• _GIVEN REQUEST_: Go through the data and copy every line exactly, but not the images.
** Start DATA SHOWN **
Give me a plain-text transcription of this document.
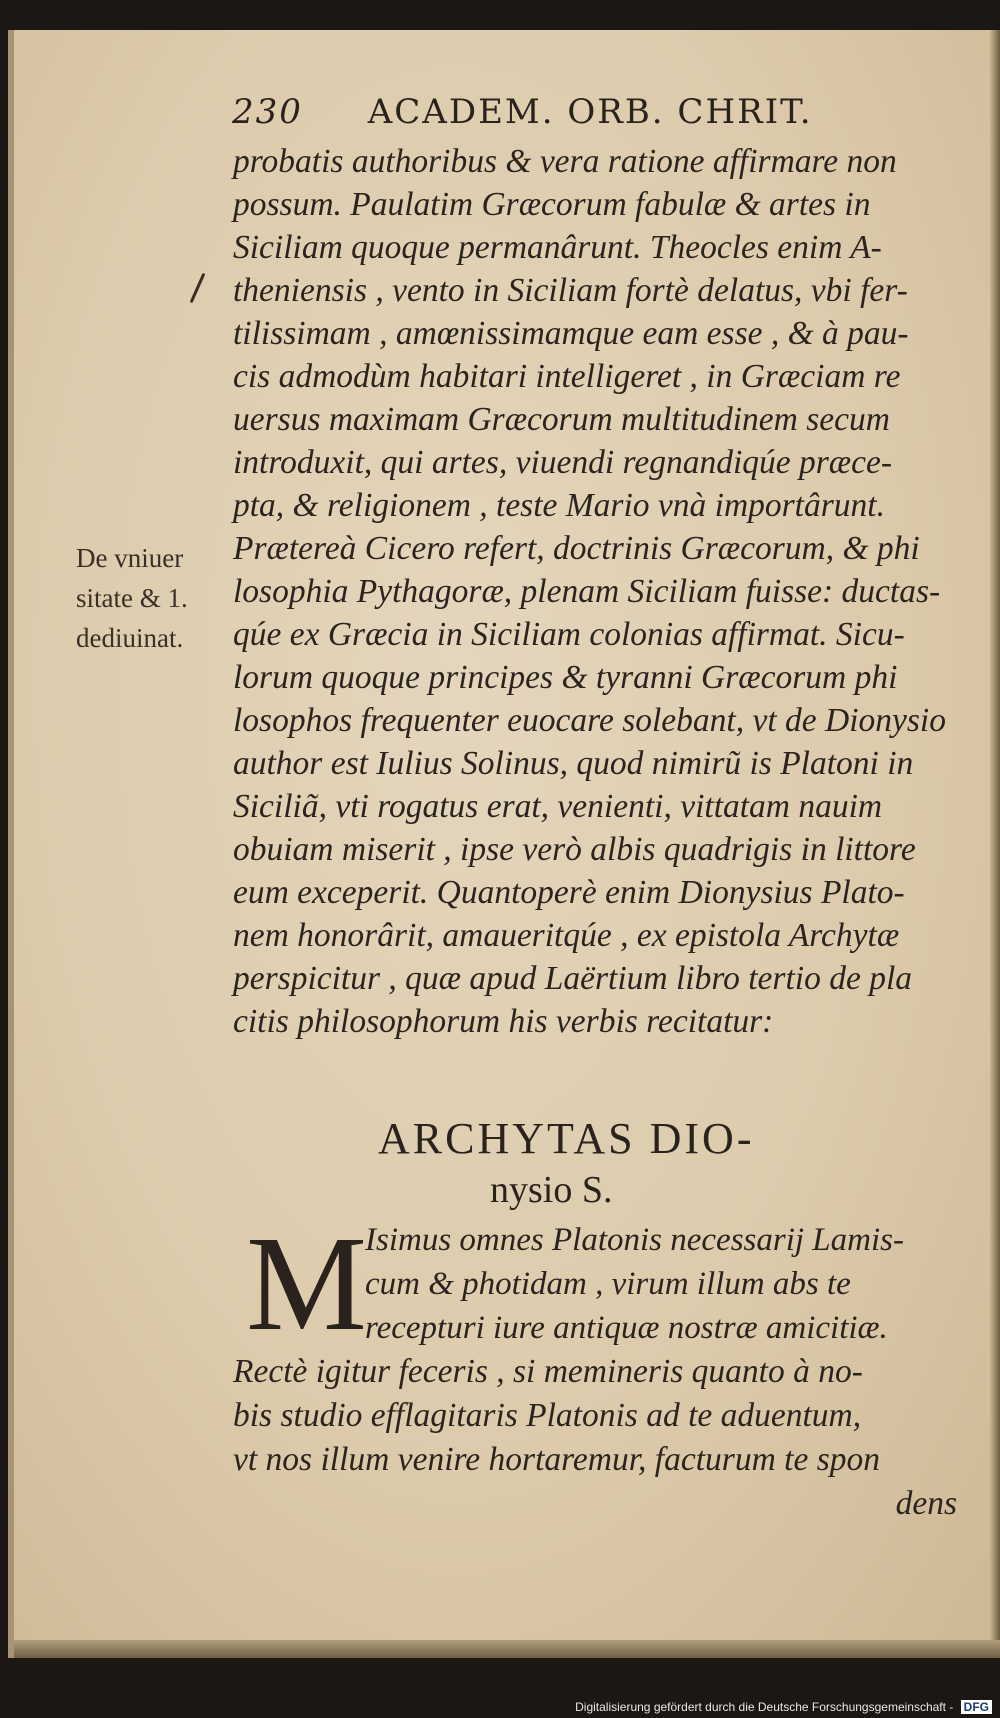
230 ACADEM. ORB. CHRIT.
probatis authoribus & vera ratione affirmare non
possum. Paulatim Græcorum fabulæ & artes in
Siciliam quoque permanârunt. Theocles enim A-
theniensis , vento in Siciliam fortè delatus, vbi fer-
tilissimam , amœnissimamque eam esse , & à pau-
cis admodùm habitari intelligeret , in Græciam re
uersus maximam Græcorum multitudinem secum
introduxit, qui artes, viuendi regnandiqúe præce-
pta, & religionem , teste Mario vnà importârunt.
Prætereà Cicero refert, doctrinis Græcorum, & phi
losophia Pythagoræ, plenam Siciliam fuisse: ductas-
qúe ex Græcia in Siciliam colonias affirmat. Sicu-
lorum quoque principes & tyranni Græcorum phi
losophos frequenter euocare solebant, vt de Dionysio
author est Iulius Solinus, quod nimirũ is Platoni in
Siciliã, vti rogatus erat, venienti, vittatam nauim
obuiam miserit , ipse verò albis quadrigis in littore
eum exceperit. Quantoperè enim Dionysius Plato-
nem honorârit, amaueritqúe , ex epistola Archytæ
perspicitur , quæ apud Laërtium libro tertio de pla
citis philosophorum his verbis recitatur:
De vniuer
sitate & 1.
dediuinat.
ARCHYTAS DIO-
nysio S.
M
Isimus omnes Platonis necessarij Lamis-
cum & photidam , virum illum abs te
recepturi iure antiquæ nostræ amicitiæ.
Rectè igitur feceris , si memineris quanto à no-
bis studio efflagitaris Platonis ad te aduentum,
vt nos illum venire hortaremur, facturum te spon
dens
Digitalisierung gefördert durch die Deutsche Forschungsgemeinschaft - DFG
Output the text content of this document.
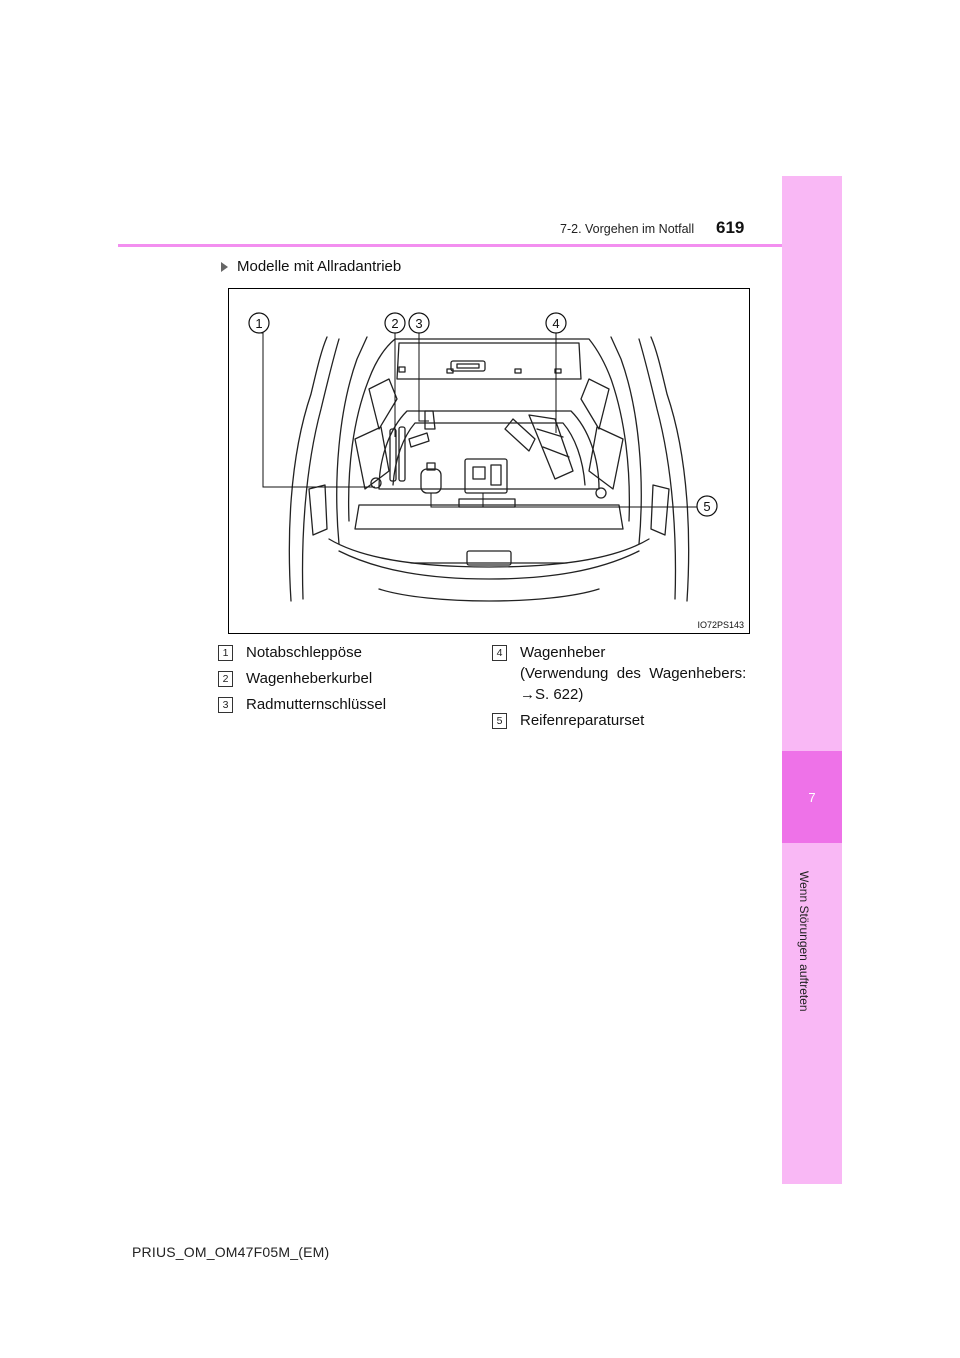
7
Wenn Störungen auftreten
7-2. Vorgehen im Notfall 619
Modelle mit Allradantrieb
1	2 3	4
5
IO72PS143
1	Notabschleppöse
2	Wagenheberkurbel
3	Radmutternschlüssel
4	Wagenheber
(Verwendung  des  Wagenhebers:
→S. 622)
5	Reifenreparaturset
PRIUS_OM_OM47F05M_(EM)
** End DATA SHOWN **
• _FINAL ANSWER_:
Give me a plain-text transcription of this document.
230 ACADEM. ORB. CHRIT.
probatis authoribus & vera ratione affirmare non
possum. Paulatim Græcorum fabulæ & artes in
Siciliam quoque permanârunt. Theocles enim A-
theniensis , vento in Siciliam fortè delatus, vbi fer-
tilissimam , amœnissimamque eam esse , & à pau-
cis admodùm habitari intelligeret , in Græciam re
uersus maximam Græcorum multitudinem secum
introduxit, qui artes, viuendi regnandiqúe præce-
pta, & religionem , teste Mario vnà importârunt.
Prætereà Cicero refert, doctrinis Græcorum, & phi
losophia Pythagoræ, plenam Siciliam fuisse: ductas-
qúe ex Græcia in Siciliam colonias affirmat. Sicu-
lorum quoque principes & tyranni Græcorum phi
losophos frequenter euocare solebant, vt de Dionysio
author est Iulius Solinus, quod nimirũ is Platoni in
Siciliã, vti rogatus erat, venienti, vittatam nauim
obuiam miserit , ipse verò albis quadrigis in littore
eum exceperit. Quantoperè enim Dionysius Plato-
nem honorârit, amaueritqúe , ex epistola Archytæ
perspicitur , quæ apud Laërtium libro tertio de pla
citis philosophorum his verbis recitatur:
De vniuer
sitate & 1.
dediuinat.
ARCHYTAS DIO-
nysio S.
M
Isimus omnes Platonis necessarij Lamis-
cum & photidam , virum illum abs te
recepturi iure antiquæ nostræ amicitiæ.
Rectè igitur feceris , si memineris quanto à no-
bis studio efflagitaris Platonis ad te aduentum,
vt nos illum venire hortaremur, facturum te spon
dens
Digitalisierung gefördert durch die Deutsche Forschungsgemeinschaft - DFG
Output the text content of this document.
7
Wenn Störungen auftreten
7-2. Vorgehen im Notfall 619
Modelle mit Allradantrieb
1	2 3	4
5
IO72PS143
1	Notabschleppöse
2	Wagenheberkurbel
3	Radmutternschlüssel
4	Wagenheber
(Verwendung  des  Wagenhebers:
→S. 622)
5	Reifenreparaturset
PRIUS_OM_OM47F05M_(EM)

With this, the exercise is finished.